» **Raw records**
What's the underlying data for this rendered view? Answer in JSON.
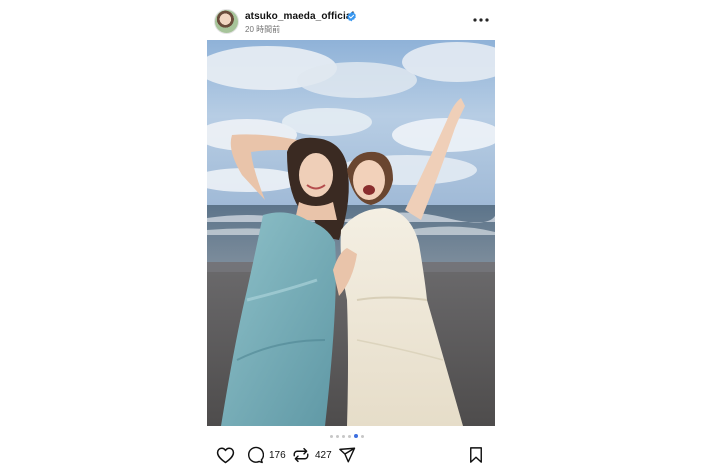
{
  "post": {
    "username": "atsuko_maeda_official",
    "time_ago": "20 時間前",
    "verified_icon": "verified-badge-icon",
    "more_icon": "more-options-icon",
    "photo_alt": "Two women posing with raised arms on a beach",
    "carousel": {
      "total": 6,
      "active_index": 4
    },
    "actions": {
      "like_icon": "heart-icon",
      "comment_icon": "comment-icon",
      "comment_count": "176",
      "repost_icon": "repost-icon",
      "repost_count": "427",
      "share_icon": "share-icon",
      "save_icon": "bookmark-icon"
    },
    "colors": {
      "verified": "#3897f0",
      "active_dot": "#3d6fe0",
      "inactive_dot": "#c7c7c7"
    }
  }
}
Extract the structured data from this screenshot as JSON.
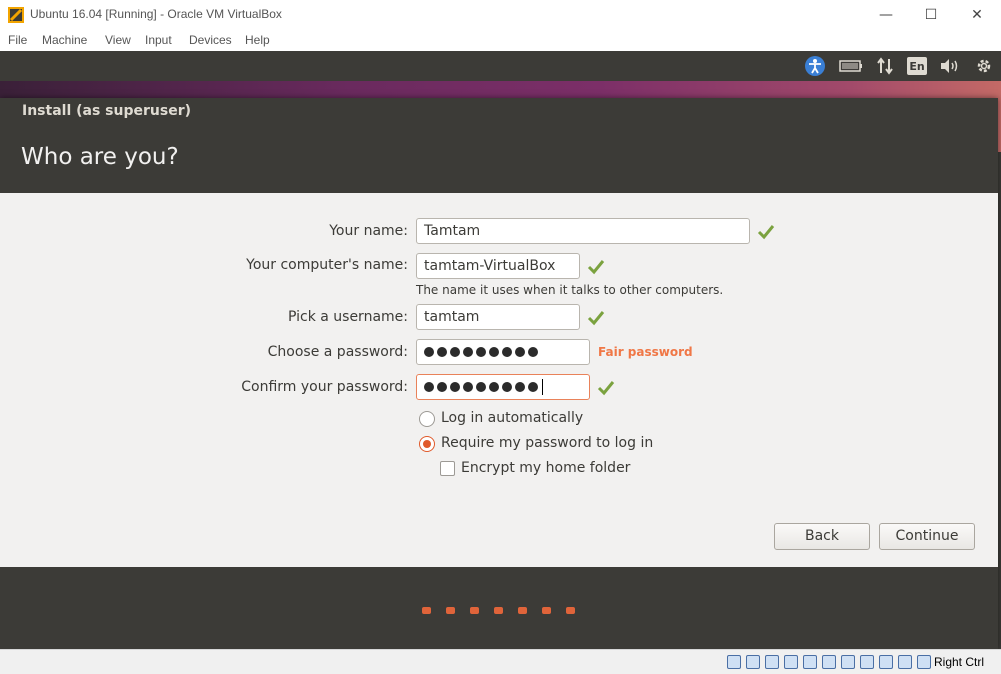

» **PROBLEM STATEMENT**
Leave out the pictures and copy everything else in the records word for word.

» **WRITTEN SOLUTION**
What's the underlying data for this rendered view? Answer in JSON.
{
  "post": {
    "username": "atsuko_maeda_official",
    "time_ago": "20 時間前",
    "verified_icon": "verified-badge-icon",
    "more_icon": "more-options-icon",
    "photo_alt": "Two women posing with raised arms on a beach",
    "carousel": {
      "total": 6,
      "active_index": 4
    },
    "actions": {
      "like_icon": "heart-icon",
      "comment_icon": "comment-icon",
      "comment_count": "176",
      "repost_icon": "repost-icon",
      "repost_count": "427",
      "share_icon": "share-icon",
      "save_icon": "bookmark-icon"
    },
    "colors": {
      "verified": "#3897f0",
      "active_dot": "#3d6fe0",
      "inactive_dot": "#c7c7c7"
    }
  }
}
Extract the structured data from this screenshot as JSON.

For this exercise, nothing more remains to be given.